Repeat the records below exactly as they appear.

>> Start Records to process

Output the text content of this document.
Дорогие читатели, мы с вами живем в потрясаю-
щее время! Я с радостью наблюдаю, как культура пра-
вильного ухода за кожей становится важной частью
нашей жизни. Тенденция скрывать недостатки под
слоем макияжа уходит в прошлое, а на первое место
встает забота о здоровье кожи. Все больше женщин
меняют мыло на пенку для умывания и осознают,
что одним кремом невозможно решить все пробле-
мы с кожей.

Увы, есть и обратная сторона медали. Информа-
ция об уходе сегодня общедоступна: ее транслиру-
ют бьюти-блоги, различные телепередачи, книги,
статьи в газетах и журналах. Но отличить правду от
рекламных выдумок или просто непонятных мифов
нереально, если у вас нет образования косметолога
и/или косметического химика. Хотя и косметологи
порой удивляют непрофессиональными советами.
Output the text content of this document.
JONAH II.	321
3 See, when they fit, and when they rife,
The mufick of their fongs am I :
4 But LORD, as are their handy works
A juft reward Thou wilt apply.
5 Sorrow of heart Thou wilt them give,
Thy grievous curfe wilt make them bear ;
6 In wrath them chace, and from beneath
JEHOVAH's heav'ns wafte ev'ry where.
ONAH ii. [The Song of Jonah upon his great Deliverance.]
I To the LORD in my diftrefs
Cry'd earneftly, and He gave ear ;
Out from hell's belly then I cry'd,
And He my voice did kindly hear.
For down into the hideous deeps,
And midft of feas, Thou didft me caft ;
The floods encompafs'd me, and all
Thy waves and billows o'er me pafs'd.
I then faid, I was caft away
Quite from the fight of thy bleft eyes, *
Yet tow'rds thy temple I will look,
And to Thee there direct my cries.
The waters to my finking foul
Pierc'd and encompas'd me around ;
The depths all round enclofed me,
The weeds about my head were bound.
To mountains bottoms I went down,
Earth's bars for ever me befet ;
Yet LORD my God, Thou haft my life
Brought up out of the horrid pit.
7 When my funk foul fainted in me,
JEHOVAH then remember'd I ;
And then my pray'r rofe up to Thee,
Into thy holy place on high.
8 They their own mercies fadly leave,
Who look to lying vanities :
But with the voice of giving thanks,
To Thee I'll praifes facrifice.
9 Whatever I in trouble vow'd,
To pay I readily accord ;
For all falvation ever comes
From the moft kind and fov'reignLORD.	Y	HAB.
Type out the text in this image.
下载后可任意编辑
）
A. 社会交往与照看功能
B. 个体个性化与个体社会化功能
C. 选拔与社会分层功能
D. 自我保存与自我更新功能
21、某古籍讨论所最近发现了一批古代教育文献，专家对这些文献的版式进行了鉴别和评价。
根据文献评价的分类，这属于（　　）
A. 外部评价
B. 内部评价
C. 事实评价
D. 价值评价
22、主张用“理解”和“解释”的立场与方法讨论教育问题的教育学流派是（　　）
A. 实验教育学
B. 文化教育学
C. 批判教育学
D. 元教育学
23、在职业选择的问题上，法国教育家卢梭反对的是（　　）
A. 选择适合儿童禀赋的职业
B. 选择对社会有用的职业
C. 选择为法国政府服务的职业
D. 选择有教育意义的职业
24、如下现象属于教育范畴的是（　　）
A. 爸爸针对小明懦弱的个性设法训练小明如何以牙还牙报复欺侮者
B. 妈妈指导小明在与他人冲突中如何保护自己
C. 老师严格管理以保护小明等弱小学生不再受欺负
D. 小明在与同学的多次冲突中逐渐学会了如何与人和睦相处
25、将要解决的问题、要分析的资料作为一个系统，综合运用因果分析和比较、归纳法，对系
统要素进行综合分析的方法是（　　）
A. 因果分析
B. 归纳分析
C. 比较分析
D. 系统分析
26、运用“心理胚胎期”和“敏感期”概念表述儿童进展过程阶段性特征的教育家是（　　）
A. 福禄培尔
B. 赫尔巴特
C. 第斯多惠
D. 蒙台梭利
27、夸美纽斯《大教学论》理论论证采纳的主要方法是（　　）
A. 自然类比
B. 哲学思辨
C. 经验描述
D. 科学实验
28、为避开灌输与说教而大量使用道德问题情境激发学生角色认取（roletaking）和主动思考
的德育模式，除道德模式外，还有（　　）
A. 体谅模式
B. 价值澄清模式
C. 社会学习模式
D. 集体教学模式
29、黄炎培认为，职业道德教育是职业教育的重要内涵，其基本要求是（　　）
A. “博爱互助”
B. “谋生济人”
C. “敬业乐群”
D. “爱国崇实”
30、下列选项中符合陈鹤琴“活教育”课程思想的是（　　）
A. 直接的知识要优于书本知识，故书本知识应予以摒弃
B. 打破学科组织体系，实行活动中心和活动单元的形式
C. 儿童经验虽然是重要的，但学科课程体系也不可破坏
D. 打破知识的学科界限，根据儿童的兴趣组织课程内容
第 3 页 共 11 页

>> End Records to process

_Solution to the problem_
Output the text content of this document.
Дорогие читатели, мы с вами живем в потрясаю-
щее время! Я с радостью наблюдаю, как культура пра-
вильного ухода за кожей становится важной частью
нашей жизни. Тенденция скрывать недостатки под
слоем макияжа уходит в прошлое, а на первое место
встает забота о здоровье кожи. Все больше женщин
меняют мыло на пенку для умывания и осознают,
что одним кремом невозможно решить все пробле-
мы с кожей.

Увы, есть и обратная сторона медали. Информа-
ция об уходе сегодня общедоступна: ее транслиру-
ют бьюти-блоги, различные телепередачи, книги,
статьи в газетах и журналах. Но отличить правду от
рекламных выдумок или просто непонятных мифов
нереально, если у вас нет образования косметолога
и/или косметического химика. Хотя и косметологи
порой удивляют непрофессиональными советами.
Output the text content of this document.
JONAH II.	321
3 See, when they fit, and when they rife,
The mufick of their fongs am I :
4 But LORD, as are their handy works
A juft reward Thou wilt apply.
5 Sorrow of heart Thou wilt them give,
Thy grievous curfe wilt make them bear ;
6 In wrath them chace, and from beneath
JEHOVAH's heav'ns wafte ev'ry where.
ONAH ii. [The Song of Jonah upon his great Deliverance.]
I To the LORD in my diftrefs
Cry'd earneftly, and He gave ear ;
Out from hell's belly then I cry'd,
And He my voice did kindly hear.
For down into the hideous deeps,
And midft of feas, Thou didft me caft ;
The floods encompafs'd me, and all
Thy waves and billows o'er me pafs'd.
I then faid, I was caft away
Quite from the fight of thy bleft eyes, *
Yet tow'rds thy temple I will look,
And to Thee there direct my cries.
The waters to my finking foul
Pierc'd and encompas'd me around ;
The depths all round enclofed me,
The weeds about my head were bound.
To mountains bottoms I went down,
Earth's bars for ever me befet ;
Yet LORD my God, Thou haft my life
Brought up out of the horrid pit.
7 When my funk foul fainted in me,
JEHOVAH then remember'd I ;
And then my pray'r rofe up to Thee,
Into thy holy place on high.
8 They their own mercies fadly leave,
Who look to lying vanities :
But with the voice of giving thanks,
To Thee I'll praifes facrifice.
9 Whatever I in trouble vow'd,
To pay I readily accord ;
For all falvation ever comes
From the moft kind and fov'reignLORD.	Y	HAB.
Type out the text in this image.
下载后可任意编辑
）
A. 社会交往与照看功能
B. 个体个性化与个体社会化功能
C. 选拔与社会分层功能
D. 自我保存与自我更新功能
21、某古籍讨论所最近发现了一批古代教育文献，专家对这些文献的版式进行了鉴别和评价。
根据文献评价的分类，这属于（　　）
A. 外部评价
B. 内部评价
C. 事实评价
D. 价值评价
22、主张用“理解”和“解释”的立场与方法讨论教育问题的教育学流派是（　　）
A. 实验教育学
B. 文化教育学
C. 批判教育学
D. 元教育学
23、在职业选择的问题上，法国教育家卢梭反对的是（　　）
A. 选择适合儿童禀赋的职业
B. 选择对社会有用的职业
C. 选择为法国政府服务的职业
D. 选择有教育意义的职业
24、如下现象属于教育范畴的是（　　）
A. 爸爸针对小明懦弱的个性设法训练小明如何以牙还牙报复欺侮者
B. 妈妈指导小明在与他人冲突中如何保护自己
C. 老师严格管理以保护小明等弱小学生不再受欺负
D. 小明在与同学的多次冲突中逐渐学会了如何与人和睦相处
25、将要解决的问题、要分析的资料作为一个系统，综合运用因果分析和比较、归纳法，对系
统要素进行综合分析的方法是（　　）
A. 因果分析
B. 归纳分析
C. 比较分析
D. 系统分析
26、运用“心理胚胎期”和“敏感期”概念表述儿童进展过程阶段性特征的教育家是（　　）
A. 福禄培尔
B. 赫尔巴特
C. 第斯多惠
D. 蒙台梭利
27、夸美纽斯《大教学论》理论论证采纳的主要方法是（　　）
A. 自然类比
B. 哲学思辨
C. 经验描述
D. 科学实验
28、为避开灌输与说教而大量使用道德问题情境激发学生角色认取（roletaking）和主动思考
的德育模式，除道德模式外，还有（　　）
A. 体谅模式
B. 价值澄清模式
C. 社会学习模式
D. 集体教学模式
29、黄炎培认为，职业道德教育是职业教育的重要内涵，其基本要求是（　　）
A. “博爱互助”
B. “谋生济人”
C. “敬业乐群”
D. “爱国崇实”
30、下列选项中符合陈鹤琴“活教育”课程思想的是（　　）
A. 直接的知识要优于书本知识，故书本知识应予以摒弃
B. 打破学科组织体系，实行活动中心和活动单元的形式
C. 儿童经验虽然是重要的，但学科课程体系也不可破坏
D. 打破知识的学科界限，根据儿童的兴趣组织课程内容
第 3 页 共 11 页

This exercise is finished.